"""
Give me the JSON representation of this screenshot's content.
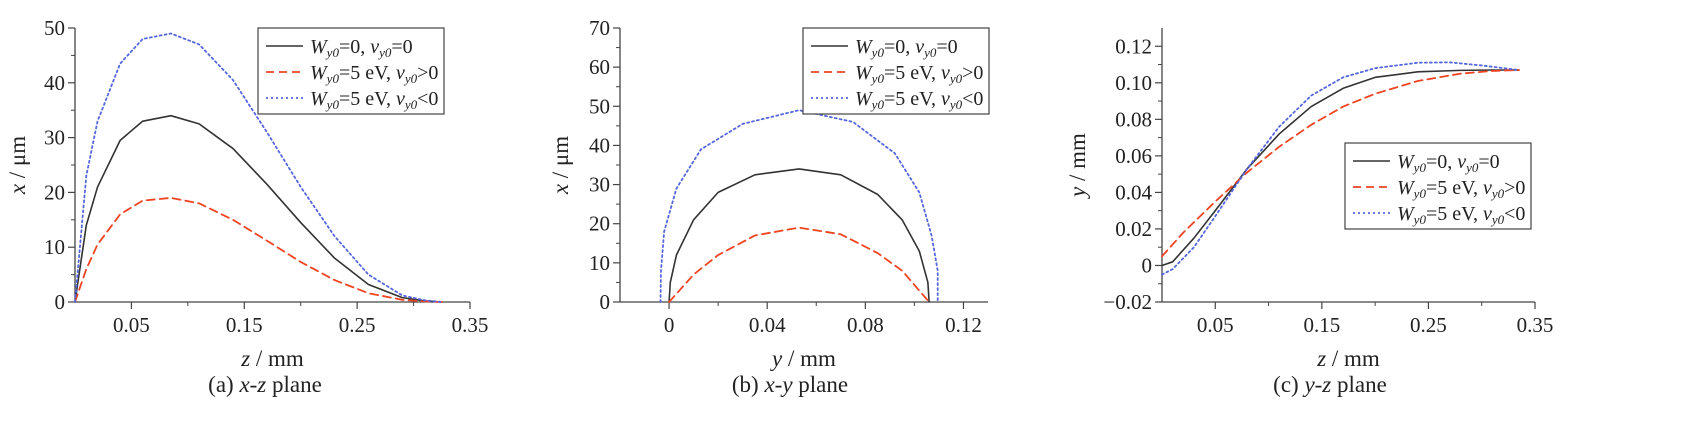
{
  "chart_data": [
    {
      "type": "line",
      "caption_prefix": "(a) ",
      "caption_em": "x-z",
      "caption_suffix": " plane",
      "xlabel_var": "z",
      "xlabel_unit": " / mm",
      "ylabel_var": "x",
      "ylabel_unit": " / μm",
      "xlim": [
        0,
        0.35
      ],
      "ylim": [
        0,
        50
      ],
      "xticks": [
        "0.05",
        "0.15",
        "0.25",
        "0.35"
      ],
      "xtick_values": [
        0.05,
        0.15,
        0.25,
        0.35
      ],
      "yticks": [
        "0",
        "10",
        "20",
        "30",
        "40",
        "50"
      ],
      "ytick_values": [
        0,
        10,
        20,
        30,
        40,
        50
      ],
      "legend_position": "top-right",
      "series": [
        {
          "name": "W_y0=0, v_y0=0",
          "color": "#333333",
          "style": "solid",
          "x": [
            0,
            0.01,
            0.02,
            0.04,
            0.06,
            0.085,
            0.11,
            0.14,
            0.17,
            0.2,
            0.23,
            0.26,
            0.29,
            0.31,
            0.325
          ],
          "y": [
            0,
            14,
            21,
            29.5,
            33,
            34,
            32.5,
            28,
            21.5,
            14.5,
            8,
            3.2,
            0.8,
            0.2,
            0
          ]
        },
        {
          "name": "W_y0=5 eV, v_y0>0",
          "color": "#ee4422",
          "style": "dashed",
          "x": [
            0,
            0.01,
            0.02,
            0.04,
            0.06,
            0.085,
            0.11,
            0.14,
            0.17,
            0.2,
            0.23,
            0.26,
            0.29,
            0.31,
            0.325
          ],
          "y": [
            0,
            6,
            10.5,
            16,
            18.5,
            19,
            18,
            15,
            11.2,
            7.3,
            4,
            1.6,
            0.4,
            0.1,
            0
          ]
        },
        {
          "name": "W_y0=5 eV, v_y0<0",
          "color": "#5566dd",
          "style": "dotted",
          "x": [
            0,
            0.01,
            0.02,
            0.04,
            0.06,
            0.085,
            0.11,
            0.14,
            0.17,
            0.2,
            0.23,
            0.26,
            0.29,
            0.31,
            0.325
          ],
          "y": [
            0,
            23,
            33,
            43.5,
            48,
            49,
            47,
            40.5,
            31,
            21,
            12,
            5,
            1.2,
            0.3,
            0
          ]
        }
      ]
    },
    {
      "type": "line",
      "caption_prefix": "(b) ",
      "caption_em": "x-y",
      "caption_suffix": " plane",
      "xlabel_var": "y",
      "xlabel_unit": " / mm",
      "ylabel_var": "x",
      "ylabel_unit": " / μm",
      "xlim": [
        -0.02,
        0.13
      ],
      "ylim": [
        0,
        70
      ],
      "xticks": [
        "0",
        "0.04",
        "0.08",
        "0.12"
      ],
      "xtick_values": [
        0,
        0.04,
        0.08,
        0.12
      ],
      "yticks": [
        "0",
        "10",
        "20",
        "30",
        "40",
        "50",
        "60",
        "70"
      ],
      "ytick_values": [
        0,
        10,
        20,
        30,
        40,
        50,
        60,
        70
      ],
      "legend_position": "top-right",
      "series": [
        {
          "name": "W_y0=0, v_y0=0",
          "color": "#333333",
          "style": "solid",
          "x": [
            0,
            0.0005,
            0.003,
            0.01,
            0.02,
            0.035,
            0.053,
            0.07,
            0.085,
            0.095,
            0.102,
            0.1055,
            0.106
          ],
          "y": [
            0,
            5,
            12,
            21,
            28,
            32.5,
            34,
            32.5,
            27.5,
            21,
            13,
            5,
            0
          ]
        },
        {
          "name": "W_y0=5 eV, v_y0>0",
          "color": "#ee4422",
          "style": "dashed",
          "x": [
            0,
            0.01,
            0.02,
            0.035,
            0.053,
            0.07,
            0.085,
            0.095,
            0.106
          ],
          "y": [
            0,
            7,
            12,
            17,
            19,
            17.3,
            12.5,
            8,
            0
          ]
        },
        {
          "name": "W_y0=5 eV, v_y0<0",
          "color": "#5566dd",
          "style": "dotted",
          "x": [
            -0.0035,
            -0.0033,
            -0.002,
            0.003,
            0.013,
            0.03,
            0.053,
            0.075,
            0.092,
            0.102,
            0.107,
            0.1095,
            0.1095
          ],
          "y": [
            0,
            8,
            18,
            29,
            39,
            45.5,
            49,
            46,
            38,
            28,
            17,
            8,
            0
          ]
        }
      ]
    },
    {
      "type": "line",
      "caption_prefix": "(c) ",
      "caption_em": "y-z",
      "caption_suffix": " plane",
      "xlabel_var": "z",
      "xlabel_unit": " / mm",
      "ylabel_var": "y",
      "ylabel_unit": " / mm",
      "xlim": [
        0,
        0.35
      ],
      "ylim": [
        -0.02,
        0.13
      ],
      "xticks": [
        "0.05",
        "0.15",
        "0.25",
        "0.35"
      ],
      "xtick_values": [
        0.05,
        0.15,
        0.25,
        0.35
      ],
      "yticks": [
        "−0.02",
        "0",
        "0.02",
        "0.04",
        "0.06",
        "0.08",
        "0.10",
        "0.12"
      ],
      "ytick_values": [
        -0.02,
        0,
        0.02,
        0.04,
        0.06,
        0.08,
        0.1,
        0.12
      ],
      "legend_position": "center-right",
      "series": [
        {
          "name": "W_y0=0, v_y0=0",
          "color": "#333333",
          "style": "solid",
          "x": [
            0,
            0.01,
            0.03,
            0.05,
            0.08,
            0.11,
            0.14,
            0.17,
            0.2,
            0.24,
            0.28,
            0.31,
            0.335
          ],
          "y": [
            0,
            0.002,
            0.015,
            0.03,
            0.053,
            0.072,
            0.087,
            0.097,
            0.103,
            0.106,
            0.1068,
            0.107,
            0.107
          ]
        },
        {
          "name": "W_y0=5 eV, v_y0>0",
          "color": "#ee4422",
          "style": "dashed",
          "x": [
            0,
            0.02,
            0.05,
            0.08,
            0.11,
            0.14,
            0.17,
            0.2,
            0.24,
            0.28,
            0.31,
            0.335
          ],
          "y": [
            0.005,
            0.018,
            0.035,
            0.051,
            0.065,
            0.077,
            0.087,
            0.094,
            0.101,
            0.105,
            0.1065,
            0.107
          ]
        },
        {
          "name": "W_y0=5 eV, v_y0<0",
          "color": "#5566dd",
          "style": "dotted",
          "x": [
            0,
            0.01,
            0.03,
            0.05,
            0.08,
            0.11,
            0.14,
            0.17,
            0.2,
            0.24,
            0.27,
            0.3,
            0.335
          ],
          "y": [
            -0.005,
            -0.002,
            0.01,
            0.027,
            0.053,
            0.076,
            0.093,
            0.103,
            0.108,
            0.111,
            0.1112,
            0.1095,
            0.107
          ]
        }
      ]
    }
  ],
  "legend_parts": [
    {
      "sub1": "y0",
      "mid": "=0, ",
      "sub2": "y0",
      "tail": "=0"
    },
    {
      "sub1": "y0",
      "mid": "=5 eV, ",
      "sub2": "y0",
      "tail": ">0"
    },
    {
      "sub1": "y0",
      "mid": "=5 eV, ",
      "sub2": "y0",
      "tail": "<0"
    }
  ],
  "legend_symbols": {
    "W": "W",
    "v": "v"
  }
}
"""
Repeat the material exactly as it reads, without any of its pictures.

### Finished task
Give me the JSON representation of this screenshot's content.
{
  "chart_data": [
    {
      "type": "line",
      "caption_prefix": "(a) ",
      "caption_em": "x-z",
      "caption_suffix": " plane",
      "xlabel_var": "z",
      "xlabel_unit": " / mm",
      "ylabel_var": "x",
      "ylabel_unit": " / μm",
      "xlim": [
        0,
        0.35
      ],
      "ylim": [
        0,
        50
      ],
      "xticks": [
        "0.05",
        "0.15",
        "0.25",
        "0.35"
      ],
      "xtick_values": [
        0.05,
        0.15,
        0.25,
        0.35
      ],
      "yticks": [
        "0",
        "10",
        "20",
        "30",
        "40",
        "50"
      ],
      "ytick_values": [
        0,
        10,
        20,
        30,
        40,
        50
      ],
      "legend_position": "top-right",
      "series": [
        {
          "name": "W_y0=0, v_y0=0",
          "color": "#333333",
          "style": "solid",
          "x": [
            0,
            0.01,
            0.02,
            0.04,
            0.06,
            0.085,
            0.11,
            0.14,
            0.17,
            0.2,
            0.23,
            0.26,
            0.29,
            0.31,
            0.325
          ],
          "y": [
            0,
            14,
            21,
            29.5,
            33,
            34,
            32.5,
            28,
            21.5,
            14.5,
            8,
            3.2,
            0.8,
            0.2,
            0
          ]
        },
        {
          "name": "W_y0=5 eV, v_y0>0",
          "color": "#ee4422",
          "style": "dashed",
          "x": [
            0,
            0.01,
            0.02,
            0.04,
            0.06,
            0.085,
            0.11,
            0.14,
            0.17,
            0.2,
            0.23,
            0.26,
            0.29,
            0.31,
            0.325
          ],
          "y": [
            0,
            6,
            10.5,
            16,
            18.5,
            19,
            18,
            15,
            11.2,
            7.3,
            4,
            1.6,
            0.4,
            0.1,
            0
          ]
        },
        {
          "name": "W_y0=5 eV, v_y0<0",
          "color": "#5566dd",
          "style": "dotted",
          "x": [
            0,
            0.01,
            0.02,
            0.04,
            0.06,
            0.085,
            0.11,
            0.14,
            0.17,
            0.2,
            0.23,
            0.26,
            0.29,
            0.31,
            0.325
          ],
          "y": [
            0,
            23,
            33,
            43.5,
            48,
            49,
            47,
            40.5,
            31,
            21,
            12,
            5,
            1.2,
            0.3,
            0
          ]
        }
      ]
    },
    {
      "type": "line",
      "caption_prefix": "(b) ",
      "caption_em": "x-y",
      "caption_suffix": " plane",
      "xlabel_var": "y",
      "xlabel_unit": " / mm",
      "ylabel_var": "x",
      "ylabel_unit": " / μm",
      "xlim": [
        -0.02,
        0.13
      ],
      "ylim": [
        0,
        70
      ],
      "xticks": [
        "0",
        "0.04",
        "0.08",
        "0.12"
      ],
      "xtick_values": [
        0,
        0.04,
        0.08,
        0.12
      ],
      "yticks": [
        "0",
        "10",
        "20",
        "30",
        "40",
        "50",
        "60",
        "70"
      ],
      "ytick_values": [
        0,
        10,
        20,
        30,
        40,
        50,
        60,
        70
      ],
      "legend_position": "top-right",
      "series": [
        {
          "name": "W_y0=0, v_y0=0",
          "color": "#333333",
          "style": "solid",
          "x": [
            0,
            0.0005,
            0.003,
            0.01,
            0.02,
            0.035,
            0.053,
            0.07,
            0.085,
            0.095,
            0.102,
            0.1055,
            0.106
          ],
          "y": [
            0,
            5,
            12,
            21,
            28,
            32.5,
            34,
            32.5,
            27.5,
            21,
            13,
            5,
            0
          ]
        },
        {
          "name": "W_y0=5 eV, v_y0>0",
          "color": "#ee4422",
          "style": "dashed",
          "x": [
            0,
            0.01,
            0.02,
            0.035,
            0.053,
            0.07,
            0.085,
            0.095,
            0.106
          ],
          "y": [
            0,
            7,
            12,
            17,
            19,
            17.3,
            12.5,
            8,
            0
          ]
        },
        {
          "name": "W_y0=5 eV, v_y0<0",
          "color": "#5566dd",
          "style": "dotted",
          "x": [
            -0.0035,
            -0.0033,
            -0.002,
            0.003,
            0.013,
            0.03,
            0.053,
            0.075,
            0.092,
            0.102,
            0.107,
            0.1095,
            0.1095
          ],
          "y": [
            0,
            8,
            18,
            29,
            39,
            45.5,
            49,
            46,
            38,
            28,
            17,
            8,
            0
          ]
        }
      ]
    },
    {
      "type": "line",
      "caption_prefix": "(c) ",
      "caption_em": "y-z",
      "caption_suffix": " plane",
      "xlabel_var": "z",
      "xlabel_unit": " / mm",
      "ylabel_var": "y",
      "ylabel_unit": " / mm",
      "xlim": [
        0,
        0.35
      ],
      "ylim": [
        -0.02,
        0.13
      ],
      "xticks": [
        "0.05",
        "0.15",
        "0.25",
        "0.35"
      ],
      "xtick_values": [
        0.05,
        0.15,
        0.25,
        0.35
      ],
      "yticks": [
        "−0.02",
        "0",
        "0.02",
        "0.04",
        "0.06",
        "0.08",
        "0.10",
        "0.12"
      ],
      "ytick_values": [
        -0.02,
        0,
        0.02,
        0.04,
        0.06,
        0.08,
        0.1,
        0.12
      ],
      "legend_position": "center-right",
      "series": [
        {
          "name": "W_y0=0, v_y0=0",
          "color": "#333333",
          "style": "solid",
          "x": [
            0,
            0.01,
            0.03,
            0.05,
            0.08,
            0.11,
            0.14,
            0.17,
            0.2,
            0.24,
            0.28,
            0.31,
            0.335
          ],
          "y": [
            0,
            0.002,
            0.015,
            0.03,
            0.053,
            0.072,
            0.087,
            0.097,
            0.103,
            0.106,
            0.1068,
            0.107,
            0.107
          ]
        },
        {
          "name": "W_y0=5 eV, v_y0>0",
          "color": "#ee4422",
          "style": "dashed",
          "x": [
            0,
            0.02,
            0.05,
            0.08,
            0.11,
            0.14,
            0.17,
            0.2,
            0.24,
            0.28,
            0.31,
            0.335
          ],
          "y": [
            0.005,
            0.018,
            0.035,
            0.051,
            0.065,
            0.077,
            0.087,
            0.094,
            0.101,
            0.105,
            0.1065,
            0.107
          ]
        },
        {
          "name": "W_y0=5 eV, v_y0<0",
          "color": "#5566dd",
          "style": "dotted",
          "x": [
            0,
            0.01,
            0.03,
            0.05,
            0.08,
            0.11,
            0.14,
            0.17,
            0.2,
            0.24,
            0.27,
            0.3,
            0.335
          ],
          "y": [
            -0.005,
            -0.002,
            0.01,
            0.027,
            0.053,
            0.076,
            0.093,
            0.103,
            0.108,
            0.111,
            0.1112,
            0.1095,
            0.107
          ]
        }
      ]
    }
  ],
  "legend_parts": [
    {
      "sub1": "y0",
      "mid": "=0, ",
      "sub2": "y0",
      "tail": "=0"
    },
    {
      "sub1": "y0",
      "mid": "=5 eV, ",
      "sub2": "y0",
      "tail": ">0"
    },
    {
      "sub1": "y0",
      "mid": "=5 eV, ",
      "sub2": "y0",
      "tail": "<0"
    }
  ],
  "legend_symbols": {
    "W": "W",
    "v": "v"
  }
}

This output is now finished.